Omit all pictures, then retype the data exactly as given.

======== Supplied material ========

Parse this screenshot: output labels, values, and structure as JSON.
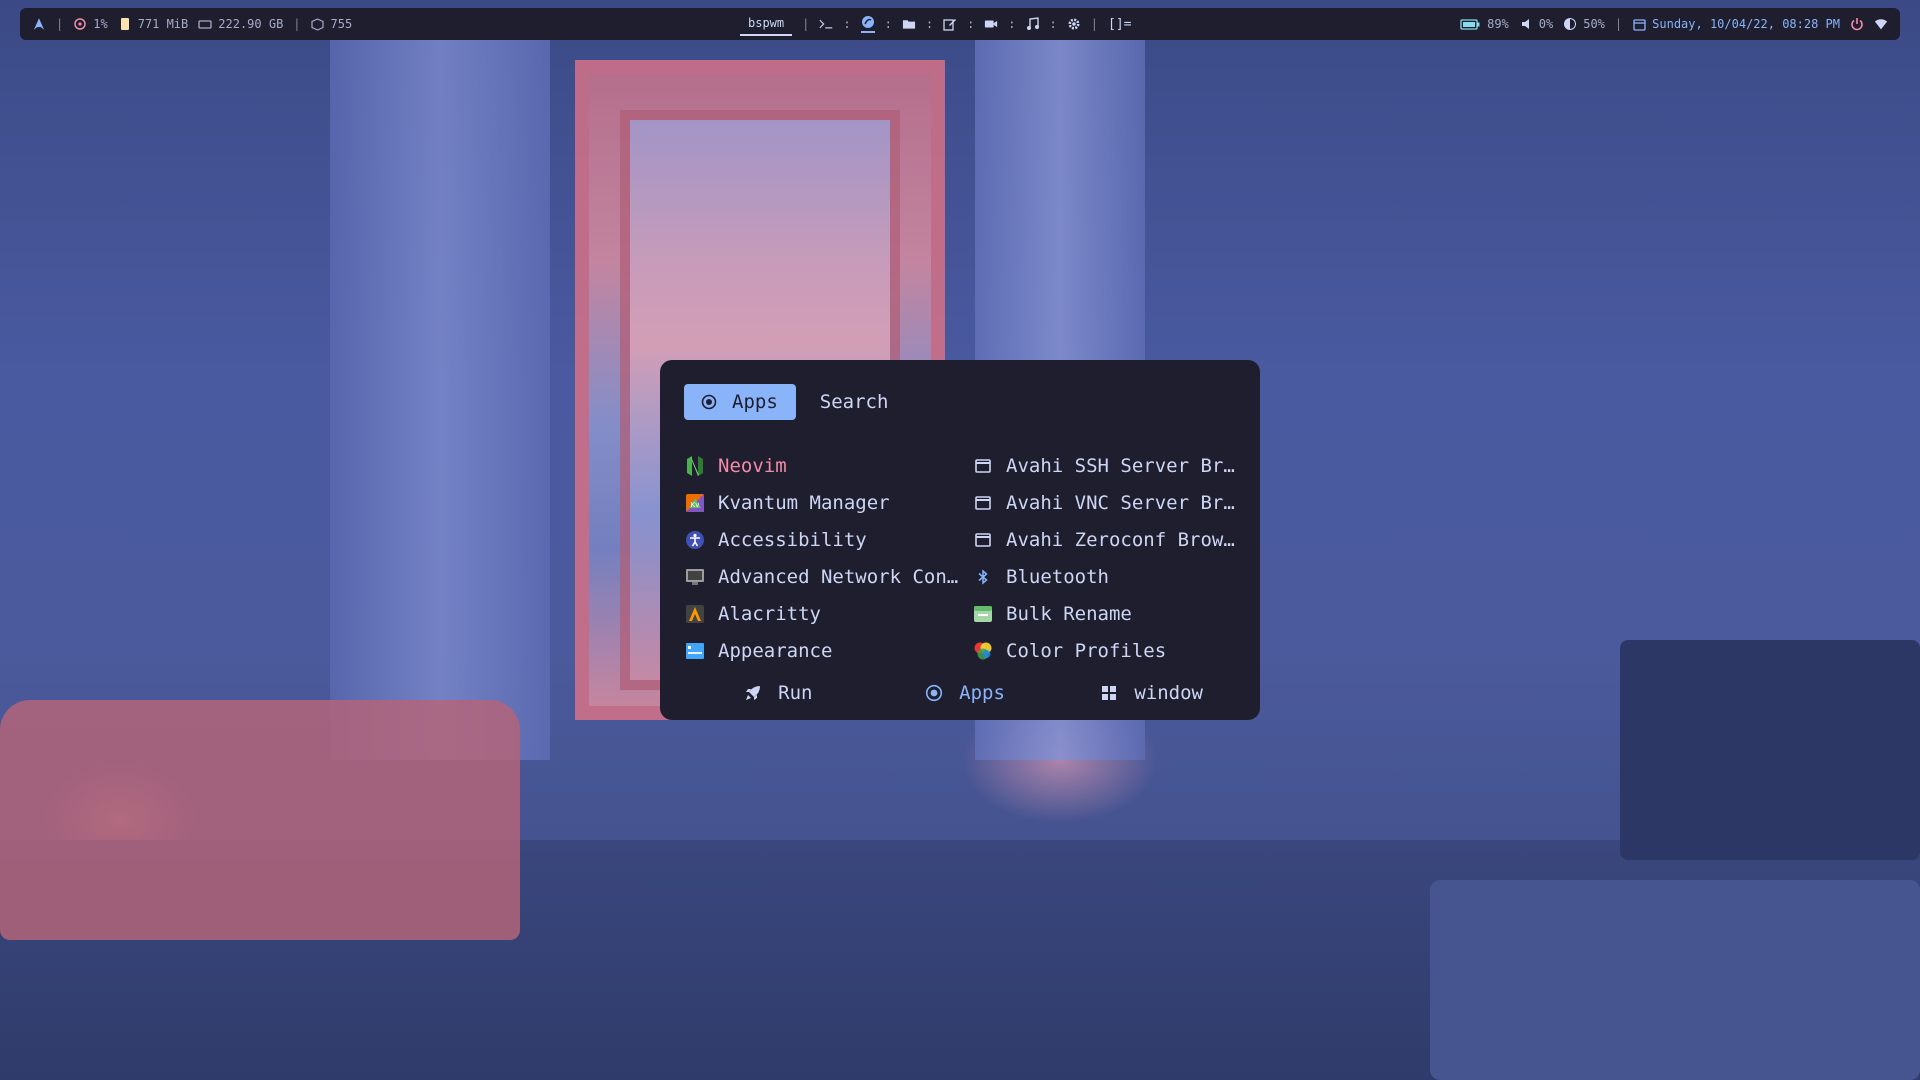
{
  "topbar": {
    "left": {
      "logo_icon": "arch-logo-icon",
      "cpu": "1%",
      "memory": "771 MiB",
      "disk": "222.90 GB",
      "packages": "755"
    },
    "center": {
      "workspace": "bspwm",
      "layout_indicator": "[]=",
      "apps": [
        "terminal-icon",
        "browser-icon",
        "folder-icon",
        "editor-icon",
        "video-icon",
        "music-icon",
        "settings-icon"
      ]
    },
    "right": {
      "battery": "89%",
      "volume": "0%",
      "brightness": "50%",
      "datetime": "Sunday, 10/04/22, 08:28 PM"
    }
  },
  "launcher": {
    "modes": [
      {
        "label": "Apps",
        "active": true
      },
      {
        "label": "Search",
        "active": false
      }
    ],
    "entries": [
      {
        "label": "Neovim",
        "selected": true,
        "icon": "neovim-icon"
      },
      {
        "label": "Avahi SSH Server Bro…",
        "icon": "window-icon"
      },
      {
        "label": "Kvantum Manager",
        "icon": "kvantum-icon"
      },
      {
        "label": "Avahi VNC Server Bro…",
        "icon": "window-icon"
      },
      {
        "label": "Accessibility",
        "icon": "accessibility-icon"
      },
      {
        "label": "Avahi Zeroconf Brows…",
        "icon": "window-icon"
      },
      {
        "label": "Advanced Network Con…",
        "icon": "network-icon"
      },
      {
        "label": "Bluetooth",
        "icon": "bluetooth-icon"
      },
      {
        "label": "Alacritty",
        "icon": "alacritty-icon"
      },
      {
        "label": "Bulk Rename",
        "icon": "bulk-rename-icon"
      },
      {
        "label": "Appearance",
        "icon": "appearance-icon"
      },
      {
        "label": "Color Profiles",
        "icon": "color-profiles-icon"
      }
    ],
    "bottom": [
      {
        "label": "Run",
        "icon": "rocket-icon"
      },
      {
        "label": "Apps",
        "icon": "apps-icon",
        "active": true
      },
      {
        "label": "window",
        "icon": "window-grid-icon"
      }
    ]
  },
  "colors": {
    "bar_bg": "#1e1e2e",
    "accent": "#89b4fa",
    "selected_text": "#f38ba8",
    "text": "#cdd6f4"
  }
}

========

Result for this exercise:
Parse this screenshot: output labels, values, and structure as JSON.
{
  "topbar": {
    "left": {
      "logo_icon": "arch-logo-icon",
      "cpu": "1%",
      "memory": "771 MiB",
      "disk": "222.90 GB",
      "packages": "755"
    },
    "center": {
      "workspace": "bspwm",
      "layout_indicator": "[]=",
      "apps": [
        "terminal-icon",
        "browser-icon",
        "folder-icon",
        "editor-icon",
        "video-icon",
        "music-icon",
        "settings-icon"
      ]
    },
    "right": {
      "battery": "89%",
      "volume": "0%",
      "brightness": "50%",
      "datetime": "Sunday, 10/04/22, 08:28 PM"
    }
  },
  "launcher": {
    "modes": [
      {
        "label": "Apps",
        "active": true
      },
      {
        "label": "Search",
        "active": false
      }
    ],
    "entries": [
      {
        "label": "Neovim",
        "selected": true,
        "icon": "neovim-icon"
      },
      {
        "label": "Avahi SSH Server Bro…",
        "icon": "window-icon"
      },
      {
        "label": "Kvantum Manager",
        "icon": "kvantum-icon"
      },
      {
        "label": "Avahi VNC Server Bro…",
        "icon": "window-icon"
      },
      {
        "label": "Accessibility",
        "icon": "accessibility-icon"
      },
      {
        "label": "Avahi Zeroconf Brows…",
        "icon": "window-icon"
      },
      {
        "label": "Advanced Network Con…",
        "icon": "network-icon"
      },
      {
        "label": "Bluetooth",
        "icon": "bluetooth-icon"
      },
      {
        "label": "Alacritty",
        "icon": "alacritty-icon"
      },
      {
        "label": "Bulk Rename",
        "icon": "bulk-rename-icon"
      },
      {
        "label": "Appearance",
        "icon": "appearance-icon"
      },
      {
        "label": "Color Profiles",
        "icon": "color-profiles-icon"
      }
    ],
    "bottom": [
      {
        "label": "Run",
        "icon": "rocket-icon"
      },
      {
        "label": "Apps",
        "icon": "apps-icon",
        "active": true
      },
      {
        "label": "window",
        "icon": "window-grid-icon"
      }
    ]
  },
  "colors": {
    "bar_bg": "#1e1e2e",
    "accent": "#89b4fa",
    "selected_text": "#f38ba8",
    "text": "#cdd6f4"
  }
}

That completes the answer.